**Task details**
Check each line for the word "keys" and give how many have it. Say nothing else.

====== Rows

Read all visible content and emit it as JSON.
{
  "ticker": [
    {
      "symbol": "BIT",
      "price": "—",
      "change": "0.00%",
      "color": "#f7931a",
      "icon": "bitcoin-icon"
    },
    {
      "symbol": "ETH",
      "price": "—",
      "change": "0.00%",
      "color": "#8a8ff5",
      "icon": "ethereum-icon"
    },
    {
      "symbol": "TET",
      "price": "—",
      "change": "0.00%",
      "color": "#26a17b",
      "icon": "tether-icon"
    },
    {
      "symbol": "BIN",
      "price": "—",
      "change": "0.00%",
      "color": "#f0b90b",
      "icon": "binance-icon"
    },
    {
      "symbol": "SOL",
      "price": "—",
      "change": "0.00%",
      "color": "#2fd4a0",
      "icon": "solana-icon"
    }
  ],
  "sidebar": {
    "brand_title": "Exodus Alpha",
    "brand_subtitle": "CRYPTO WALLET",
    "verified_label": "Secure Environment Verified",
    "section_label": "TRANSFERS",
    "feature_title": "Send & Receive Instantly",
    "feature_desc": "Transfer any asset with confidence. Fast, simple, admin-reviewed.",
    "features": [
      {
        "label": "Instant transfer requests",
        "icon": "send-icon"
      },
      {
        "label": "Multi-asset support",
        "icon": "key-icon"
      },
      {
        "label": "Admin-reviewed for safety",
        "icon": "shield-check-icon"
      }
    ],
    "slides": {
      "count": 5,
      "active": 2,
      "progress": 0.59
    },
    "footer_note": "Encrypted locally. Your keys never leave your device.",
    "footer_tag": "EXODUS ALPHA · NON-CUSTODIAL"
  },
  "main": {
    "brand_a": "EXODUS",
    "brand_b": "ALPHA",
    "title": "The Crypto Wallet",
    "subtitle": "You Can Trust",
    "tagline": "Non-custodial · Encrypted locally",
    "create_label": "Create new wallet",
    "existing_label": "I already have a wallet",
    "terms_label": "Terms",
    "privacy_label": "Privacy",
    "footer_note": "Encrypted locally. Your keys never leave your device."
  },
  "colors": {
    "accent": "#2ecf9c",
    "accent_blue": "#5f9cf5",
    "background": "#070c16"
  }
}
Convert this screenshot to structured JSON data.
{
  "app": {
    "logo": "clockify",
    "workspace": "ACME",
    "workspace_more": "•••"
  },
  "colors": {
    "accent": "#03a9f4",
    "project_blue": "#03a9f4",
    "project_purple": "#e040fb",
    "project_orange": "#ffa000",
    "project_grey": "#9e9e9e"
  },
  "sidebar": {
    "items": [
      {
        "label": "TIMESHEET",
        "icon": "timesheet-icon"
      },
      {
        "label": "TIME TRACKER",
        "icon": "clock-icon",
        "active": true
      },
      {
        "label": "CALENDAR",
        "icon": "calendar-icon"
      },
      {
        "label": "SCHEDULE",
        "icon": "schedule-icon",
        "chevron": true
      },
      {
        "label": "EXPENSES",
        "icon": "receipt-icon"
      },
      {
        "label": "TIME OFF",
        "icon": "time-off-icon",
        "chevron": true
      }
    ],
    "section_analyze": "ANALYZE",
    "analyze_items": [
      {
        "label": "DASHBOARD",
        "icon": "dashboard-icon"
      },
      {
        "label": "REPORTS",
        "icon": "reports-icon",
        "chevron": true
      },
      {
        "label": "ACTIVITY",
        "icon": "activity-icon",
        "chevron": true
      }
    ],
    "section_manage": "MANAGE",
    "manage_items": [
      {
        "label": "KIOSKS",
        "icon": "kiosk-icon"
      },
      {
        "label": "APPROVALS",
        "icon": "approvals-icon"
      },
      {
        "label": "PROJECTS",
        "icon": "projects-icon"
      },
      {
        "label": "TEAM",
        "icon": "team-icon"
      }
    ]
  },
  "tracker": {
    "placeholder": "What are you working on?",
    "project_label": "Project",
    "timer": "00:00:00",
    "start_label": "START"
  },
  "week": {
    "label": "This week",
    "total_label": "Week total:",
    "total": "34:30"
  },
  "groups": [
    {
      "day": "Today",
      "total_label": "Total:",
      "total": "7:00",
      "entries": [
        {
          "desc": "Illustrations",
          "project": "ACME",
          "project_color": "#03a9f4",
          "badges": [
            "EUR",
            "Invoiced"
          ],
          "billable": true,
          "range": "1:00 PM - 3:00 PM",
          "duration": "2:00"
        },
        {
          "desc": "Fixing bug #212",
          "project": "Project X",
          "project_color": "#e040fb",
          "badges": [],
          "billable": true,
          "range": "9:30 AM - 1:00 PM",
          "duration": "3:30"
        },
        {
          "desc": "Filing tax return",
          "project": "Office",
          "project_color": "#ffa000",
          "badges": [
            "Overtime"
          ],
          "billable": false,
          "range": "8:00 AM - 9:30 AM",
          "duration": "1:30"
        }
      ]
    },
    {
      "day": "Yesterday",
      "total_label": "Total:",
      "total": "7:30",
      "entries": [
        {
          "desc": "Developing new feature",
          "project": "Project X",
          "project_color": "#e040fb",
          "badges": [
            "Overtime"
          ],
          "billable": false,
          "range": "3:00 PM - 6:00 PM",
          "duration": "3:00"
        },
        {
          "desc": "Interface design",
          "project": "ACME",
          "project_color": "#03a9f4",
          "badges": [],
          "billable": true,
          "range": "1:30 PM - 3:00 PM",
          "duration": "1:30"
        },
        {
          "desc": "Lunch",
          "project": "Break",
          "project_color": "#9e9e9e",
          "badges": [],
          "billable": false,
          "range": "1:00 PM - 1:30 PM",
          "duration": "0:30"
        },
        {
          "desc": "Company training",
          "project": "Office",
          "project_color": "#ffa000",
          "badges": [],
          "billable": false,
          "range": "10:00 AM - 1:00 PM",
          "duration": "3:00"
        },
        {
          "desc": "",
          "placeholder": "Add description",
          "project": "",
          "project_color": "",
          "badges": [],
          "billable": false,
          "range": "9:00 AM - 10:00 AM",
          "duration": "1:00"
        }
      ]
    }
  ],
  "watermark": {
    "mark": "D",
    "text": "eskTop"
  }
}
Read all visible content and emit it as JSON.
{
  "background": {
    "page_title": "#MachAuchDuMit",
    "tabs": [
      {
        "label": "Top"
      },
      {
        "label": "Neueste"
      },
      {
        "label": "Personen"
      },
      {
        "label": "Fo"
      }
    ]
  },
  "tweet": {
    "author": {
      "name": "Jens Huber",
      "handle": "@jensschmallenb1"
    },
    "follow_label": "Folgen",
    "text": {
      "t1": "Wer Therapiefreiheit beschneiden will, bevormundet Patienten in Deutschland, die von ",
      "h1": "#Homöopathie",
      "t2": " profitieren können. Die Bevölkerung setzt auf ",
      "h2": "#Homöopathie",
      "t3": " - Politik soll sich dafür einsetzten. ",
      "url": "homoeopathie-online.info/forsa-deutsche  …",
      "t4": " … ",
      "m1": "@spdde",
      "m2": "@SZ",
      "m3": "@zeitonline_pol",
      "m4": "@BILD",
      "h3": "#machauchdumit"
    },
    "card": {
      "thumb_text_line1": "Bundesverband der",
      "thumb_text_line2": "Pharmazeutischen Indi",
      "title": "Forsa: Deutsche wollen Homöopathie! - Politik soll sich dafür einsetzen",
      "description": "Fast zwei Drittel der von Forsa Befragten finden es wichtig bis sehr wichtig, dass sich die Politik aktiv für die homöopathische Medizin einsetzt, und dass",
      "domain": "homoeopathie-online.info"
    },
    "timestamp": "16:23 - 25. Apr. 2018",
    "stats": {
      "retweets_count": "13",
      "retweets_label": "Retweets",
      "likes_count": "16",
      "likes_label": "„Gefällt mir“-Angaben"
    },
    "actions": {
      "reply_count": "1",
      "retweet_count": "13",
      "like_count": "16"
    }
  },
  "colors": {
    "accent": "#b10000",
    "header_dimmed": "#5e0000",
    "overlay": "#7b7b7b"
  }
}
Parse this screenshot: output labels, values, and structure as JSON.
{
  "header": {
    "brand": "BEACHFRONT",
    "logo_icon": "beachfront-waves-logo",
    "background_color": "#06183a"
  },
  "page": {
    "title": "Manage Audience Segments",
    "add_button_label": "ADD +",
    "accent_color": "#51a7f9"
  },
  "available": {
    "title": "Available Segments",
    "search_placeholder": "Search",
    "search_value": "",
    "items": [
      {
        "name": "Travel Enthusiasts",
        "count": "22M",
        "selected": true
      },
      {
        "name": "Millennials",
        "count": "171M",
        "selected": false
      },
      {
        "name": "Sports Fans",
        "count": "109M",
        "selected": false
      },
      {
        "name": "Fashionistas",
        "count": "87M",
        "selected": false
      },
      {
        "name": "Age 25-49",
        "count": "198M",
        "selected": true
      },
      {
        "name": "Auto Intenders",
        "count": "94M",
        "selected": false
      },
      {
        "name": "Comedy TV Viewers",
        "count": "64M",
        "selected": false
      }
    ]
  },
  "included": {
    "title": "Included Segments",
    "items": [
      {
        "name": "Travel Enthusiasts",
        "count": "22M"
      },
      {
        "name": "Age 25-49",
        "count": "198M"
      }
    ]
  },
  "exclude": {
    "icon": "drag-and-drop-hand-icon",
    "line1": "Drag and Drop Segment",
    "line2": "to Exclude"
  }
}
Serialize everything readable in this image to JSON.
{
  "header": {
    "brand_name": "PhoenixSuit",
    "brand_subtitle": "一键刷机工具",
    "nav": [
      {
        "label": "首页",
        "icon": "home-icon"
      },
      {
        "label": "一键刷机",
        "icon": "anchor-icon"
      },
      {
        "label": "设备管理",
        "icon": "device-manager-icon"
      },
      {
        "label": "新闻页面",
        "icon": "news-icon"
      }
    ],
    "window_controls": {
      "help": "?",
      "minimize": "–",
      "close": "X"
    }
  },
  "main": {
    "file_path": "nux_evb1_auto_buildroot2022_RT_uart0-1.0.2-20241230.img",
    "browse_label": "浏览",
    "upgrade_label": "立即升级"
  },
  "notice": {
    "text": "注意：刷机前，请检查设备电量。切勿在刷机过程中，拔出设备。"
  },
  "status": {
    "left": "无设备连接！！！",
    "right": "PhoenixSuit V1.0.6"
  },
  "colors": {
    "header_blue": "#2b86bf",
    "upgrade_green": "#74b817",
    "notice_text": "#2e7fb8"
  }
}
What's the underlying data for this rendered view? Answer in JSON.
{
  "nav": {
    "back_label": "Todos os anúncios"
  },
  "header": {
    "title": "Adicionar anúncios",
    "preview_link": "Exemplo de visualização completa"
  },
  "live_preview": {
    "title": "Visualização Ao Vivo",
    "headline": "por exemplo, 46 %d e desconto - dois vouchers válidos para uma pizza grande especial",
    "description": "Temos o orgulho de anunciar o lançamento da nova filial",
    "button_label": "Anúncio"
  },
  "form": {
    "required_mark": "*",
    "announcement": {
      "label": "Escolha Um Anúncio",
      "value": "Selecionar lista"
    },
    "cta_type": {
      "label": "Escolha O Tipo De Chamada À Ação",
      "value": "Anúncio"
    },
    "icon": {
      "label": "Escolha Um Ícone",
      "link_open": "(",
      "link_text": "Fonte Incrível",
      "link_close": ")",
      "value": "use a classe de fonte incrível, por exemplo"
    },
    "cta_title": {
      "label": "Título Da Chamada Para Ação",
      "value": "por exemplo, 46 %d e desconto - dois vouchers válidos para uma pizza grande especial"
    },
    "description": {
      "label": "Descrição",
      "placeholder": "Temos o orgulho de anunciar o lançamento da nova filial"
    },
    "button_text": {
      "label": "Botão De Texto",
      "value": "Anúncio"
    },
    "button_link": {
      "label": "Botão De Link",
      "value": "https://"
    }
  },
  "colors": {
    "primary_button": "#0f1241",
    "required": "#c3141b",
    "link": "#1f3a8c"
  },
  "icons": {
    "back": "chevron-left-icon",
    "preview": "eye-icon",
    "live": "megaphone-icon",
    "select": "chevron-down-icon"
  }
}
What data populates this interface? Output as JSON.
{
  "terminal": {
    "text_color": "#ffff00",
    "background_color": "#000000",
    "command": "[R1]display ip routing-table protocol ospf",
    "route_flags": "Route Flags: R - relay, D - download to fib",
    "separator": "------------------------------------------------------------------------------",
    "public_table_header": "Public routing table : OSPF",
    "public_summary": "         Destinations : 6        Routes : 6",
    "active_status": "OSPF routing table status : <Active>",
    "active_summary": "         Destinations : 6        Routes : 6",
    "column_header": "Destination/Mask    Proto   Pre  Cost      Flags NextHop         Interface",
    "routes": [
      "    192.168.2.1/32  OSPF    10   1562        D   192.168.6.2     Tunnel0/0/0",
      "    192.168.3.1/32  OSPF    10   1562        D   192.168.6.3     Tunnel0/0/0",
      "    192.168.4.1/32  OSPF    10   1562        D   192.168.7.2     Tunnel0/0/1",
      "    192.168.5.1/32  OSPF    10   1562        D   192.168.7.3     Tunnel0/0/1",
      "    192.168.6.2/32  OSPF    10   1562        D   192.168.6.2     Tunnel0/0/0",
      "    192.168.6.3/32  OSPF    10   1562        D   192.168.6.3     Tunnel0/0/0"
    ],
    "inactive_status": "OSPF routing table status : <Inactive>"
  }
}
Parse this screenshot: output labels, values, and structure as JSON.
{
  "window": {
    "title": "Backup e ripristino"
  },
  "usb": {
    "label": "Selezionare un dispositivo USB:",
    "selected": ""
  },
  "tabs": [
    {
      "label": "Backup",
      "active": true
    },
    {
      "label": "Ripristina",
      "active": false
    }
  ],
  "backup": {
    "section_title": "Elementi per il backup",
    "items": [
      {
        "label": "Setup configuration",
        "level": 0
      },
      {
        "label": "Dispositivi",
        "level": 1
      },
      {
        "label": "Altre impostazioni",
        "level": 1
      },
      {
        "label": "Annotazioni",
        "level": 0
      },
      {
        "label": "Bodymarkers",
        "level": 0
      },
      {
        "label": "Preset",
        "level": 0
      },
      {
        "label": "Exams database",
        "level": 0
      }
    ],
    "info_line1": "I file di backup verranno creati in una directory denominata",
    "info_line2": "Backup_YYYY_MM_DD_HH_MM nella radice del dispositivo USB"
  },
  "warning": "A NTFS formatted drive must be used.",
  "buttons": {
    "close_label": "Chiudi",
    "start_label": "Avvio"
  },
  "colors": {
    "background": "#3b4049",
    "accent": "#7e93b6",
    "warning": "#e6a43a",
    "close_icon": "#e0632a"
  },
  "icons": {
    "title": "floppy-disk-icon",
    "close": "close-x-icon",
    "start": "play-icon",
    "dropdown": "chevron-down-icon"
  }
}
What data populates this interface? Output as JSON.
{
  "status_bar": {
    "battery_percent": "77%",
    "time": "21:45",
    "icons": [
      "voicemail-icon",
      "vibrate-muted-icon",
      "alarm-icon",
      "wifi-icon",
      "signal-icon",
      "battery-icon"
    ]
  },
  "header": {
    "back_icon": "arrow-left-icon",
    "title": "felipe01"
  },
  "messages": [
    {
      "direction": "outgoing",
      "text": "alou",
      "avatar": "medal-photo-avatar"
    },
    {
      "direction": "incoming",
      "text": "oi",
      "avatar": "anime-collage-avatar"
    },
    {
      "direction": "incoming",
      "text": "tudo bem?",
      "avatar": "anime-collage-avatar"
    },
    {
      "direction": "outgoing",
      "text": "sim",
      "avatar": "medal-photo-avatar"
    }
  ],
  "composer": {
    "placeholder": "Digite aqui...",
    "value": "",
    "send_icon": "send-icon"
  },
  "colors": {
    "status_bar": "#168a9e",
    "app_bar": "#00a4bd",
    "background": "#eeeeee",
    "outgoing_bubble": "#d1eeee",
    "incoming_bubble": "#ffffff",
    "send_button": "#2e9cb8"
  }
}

============

**Written response**
2